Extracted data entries
******************************

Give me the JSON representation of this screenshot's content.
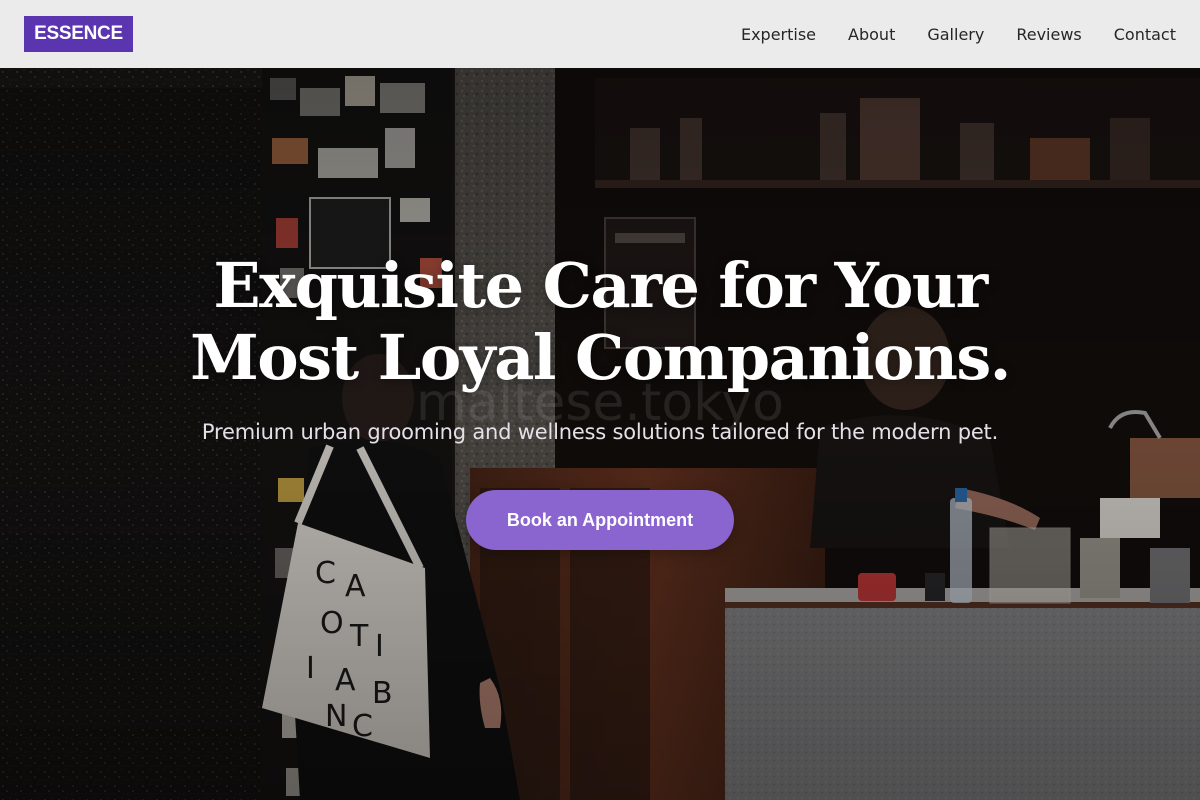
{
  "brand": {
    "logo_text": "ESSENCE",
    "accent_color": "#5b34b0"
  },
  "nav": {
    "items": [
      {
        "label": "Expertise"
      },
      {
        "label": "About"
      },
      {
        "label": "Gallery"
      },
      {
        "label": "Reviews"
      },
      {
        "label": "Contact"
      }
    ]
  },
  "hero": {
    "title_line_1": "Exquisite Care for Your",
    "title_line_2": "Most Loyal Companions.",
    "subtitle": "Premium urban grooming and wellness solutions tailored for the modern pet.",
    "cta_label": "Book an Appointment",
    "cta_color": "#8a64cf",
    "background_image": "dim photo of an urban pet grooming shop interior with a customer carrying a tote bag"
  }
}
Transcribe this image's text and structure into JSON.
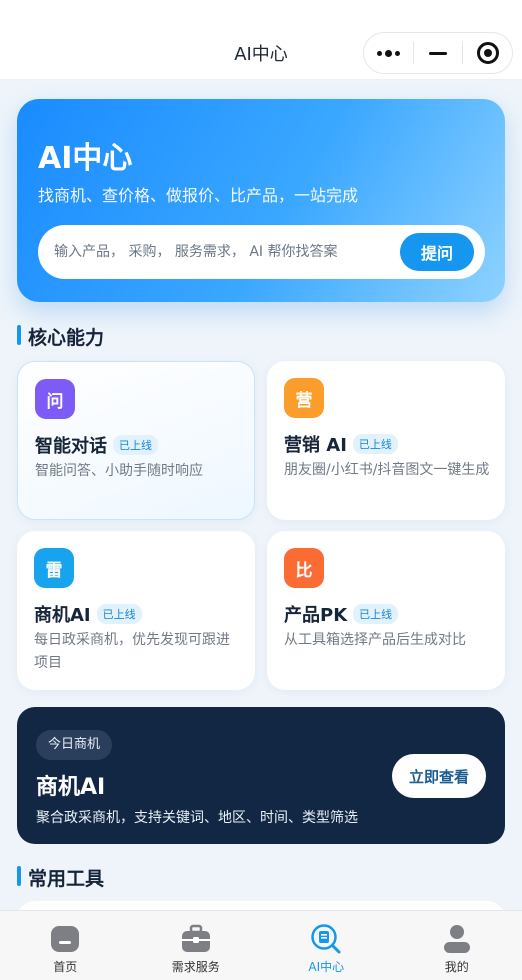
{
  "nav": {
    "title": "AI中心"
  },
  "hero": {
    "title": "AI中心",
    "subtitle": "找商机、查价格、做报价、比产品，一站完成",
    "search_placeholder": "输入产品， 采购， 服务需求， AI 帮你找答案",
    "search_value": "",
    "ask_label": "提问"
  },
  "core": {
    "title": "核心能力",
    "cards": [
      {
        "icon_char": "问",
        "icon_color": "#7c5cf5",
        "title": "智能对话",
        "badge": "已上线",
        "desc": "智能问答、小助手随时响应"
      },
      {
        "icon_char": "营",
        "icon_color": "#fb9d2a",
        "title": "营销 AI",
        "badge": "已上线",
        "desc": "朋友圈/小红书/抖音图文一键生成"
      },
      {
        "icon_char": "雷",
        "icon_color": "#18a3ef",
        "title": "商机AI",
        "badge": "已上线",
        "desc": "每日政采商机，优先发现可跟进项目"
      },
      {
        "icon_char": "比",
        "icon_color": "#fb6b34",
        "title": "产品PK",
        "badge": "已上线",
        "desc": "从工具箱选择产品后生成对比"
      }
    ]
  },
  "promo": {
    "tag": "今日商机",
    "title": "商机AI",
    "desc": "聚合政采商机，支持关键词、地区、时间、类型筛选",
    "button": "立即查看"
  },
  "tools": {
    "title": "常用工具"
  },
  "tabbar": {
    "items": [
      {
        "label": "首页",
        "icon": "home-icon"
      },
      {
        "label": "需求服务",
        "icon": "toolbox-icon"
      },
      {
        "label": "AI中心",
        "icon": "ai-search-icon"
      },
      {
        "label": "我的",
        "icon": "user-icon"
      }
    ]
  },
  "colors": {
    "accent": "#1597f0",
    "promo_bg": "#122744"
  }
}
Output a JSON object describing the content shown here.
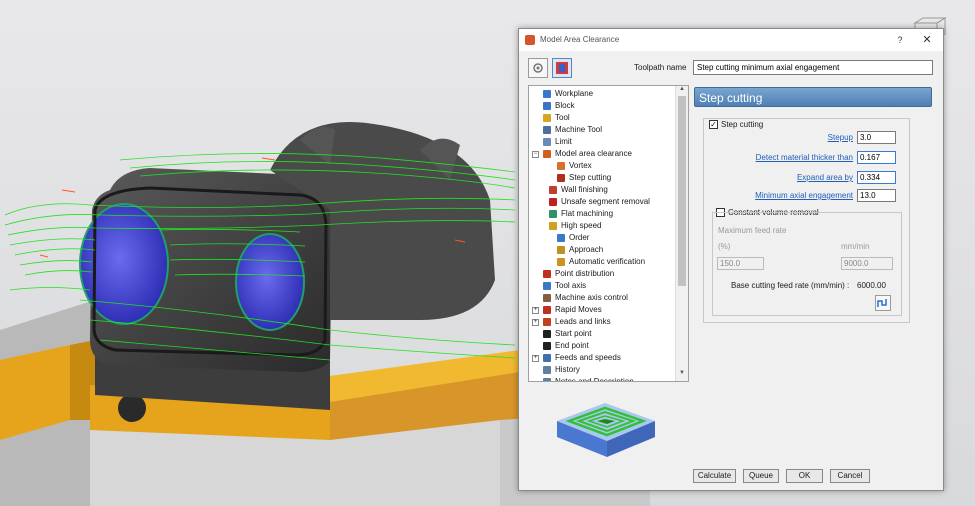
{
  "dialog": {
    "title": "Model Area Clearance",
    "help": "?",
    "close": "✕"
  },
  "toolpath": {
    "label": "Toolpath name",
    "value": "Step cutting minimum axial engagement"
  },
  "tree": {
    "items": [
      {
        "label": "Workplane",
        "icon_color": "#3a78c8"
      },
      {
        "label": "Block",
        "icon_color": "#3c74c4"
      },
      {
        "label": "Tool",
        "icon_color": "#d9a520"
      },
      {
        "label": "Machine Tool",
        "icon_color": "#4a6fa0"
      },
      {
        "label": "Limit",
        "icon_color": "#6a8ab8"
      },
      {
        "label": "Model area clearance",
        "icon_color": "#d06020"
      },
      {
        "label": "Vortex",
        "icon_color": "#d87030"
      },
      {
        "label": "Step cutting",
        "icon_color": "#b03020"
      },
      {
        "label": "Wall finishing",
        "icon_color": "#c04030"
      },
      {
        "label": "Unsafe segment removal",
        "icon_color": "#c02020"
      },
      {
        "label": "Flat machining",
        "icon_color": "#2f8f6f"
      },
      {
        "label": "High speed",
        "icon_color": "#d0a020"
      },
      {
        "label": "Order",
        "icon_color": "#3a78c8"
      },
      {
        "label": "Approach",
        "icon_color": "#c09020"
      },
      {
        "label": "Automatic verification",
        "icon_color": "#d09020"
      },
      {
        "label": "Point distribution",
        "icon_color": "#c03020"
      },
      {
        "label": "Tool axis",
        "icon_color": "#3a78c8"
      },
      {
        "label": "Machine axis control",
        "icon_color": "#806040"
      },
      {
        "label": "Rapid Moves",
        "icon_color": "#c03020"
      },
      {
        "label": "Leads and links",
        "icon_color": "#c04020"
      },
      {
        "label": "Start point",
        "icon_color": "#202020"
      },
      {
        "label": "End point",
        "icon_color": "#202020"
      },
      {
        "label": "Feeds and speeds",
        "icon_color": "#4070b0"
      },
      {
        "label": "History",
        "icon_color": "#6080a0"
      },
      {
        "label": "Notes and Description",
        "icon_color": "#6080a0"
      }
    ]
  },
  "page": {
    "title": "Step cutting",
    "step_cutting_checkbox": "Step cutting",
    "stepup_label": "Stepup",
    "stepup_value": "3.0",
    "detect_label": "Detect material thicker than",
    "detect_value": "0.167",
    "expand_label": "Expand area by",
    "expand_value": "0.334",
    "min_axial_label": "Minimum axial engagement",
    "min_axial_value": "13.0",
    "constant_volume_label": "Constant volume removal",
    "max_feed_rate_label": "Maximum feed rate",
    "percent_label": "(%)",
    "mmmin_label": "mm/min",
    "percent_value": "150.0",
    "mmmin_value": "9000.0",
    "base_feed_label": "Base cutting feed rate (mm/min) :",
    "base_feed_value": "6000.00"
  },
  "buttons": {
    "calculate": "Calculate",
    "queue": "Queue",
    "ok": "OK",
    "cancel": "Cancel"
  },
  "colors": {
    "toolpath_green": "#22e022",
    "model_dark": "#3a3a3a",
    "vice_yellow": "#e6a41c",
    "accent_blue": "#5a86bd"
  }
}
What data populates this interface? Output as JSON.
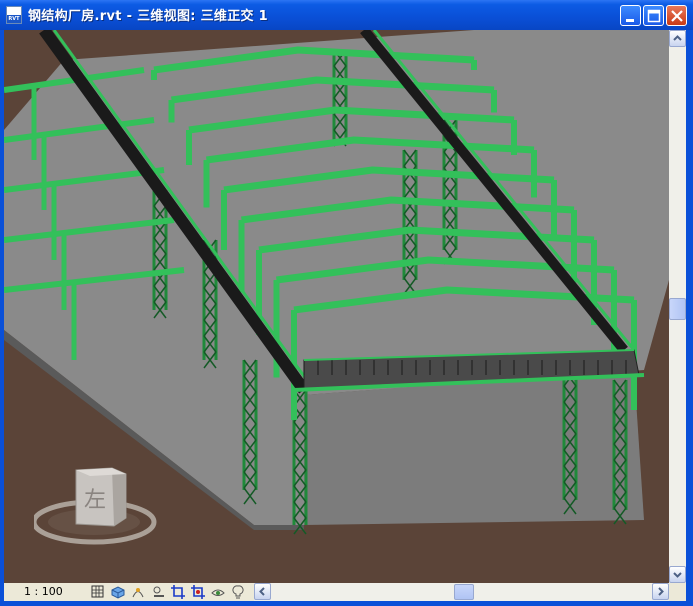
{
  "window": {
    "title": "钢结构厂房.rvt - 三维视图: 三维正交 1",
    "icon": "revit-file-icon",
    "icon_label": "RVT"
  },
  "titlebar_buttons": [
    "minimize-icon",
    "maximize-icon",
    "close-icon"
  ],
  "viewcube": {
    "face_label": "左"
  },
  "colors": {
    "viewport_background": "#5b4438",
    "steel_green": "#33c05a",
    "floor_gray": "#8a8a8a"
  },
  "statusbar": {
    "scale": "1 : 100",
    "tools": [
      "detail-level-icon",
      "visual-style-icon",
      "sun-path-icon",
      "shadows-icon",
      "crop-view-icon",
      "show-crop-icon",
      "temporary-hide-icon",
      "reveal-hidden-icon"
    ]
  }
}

******************************

### The exercise
Scan the listing above for the word "this" and copy every line that holds it.

### The output
Give me the JSON representation of this screenshot's content.
Transcribe this image's text and structure into JSON.
What data populates this interface? Output as JSON.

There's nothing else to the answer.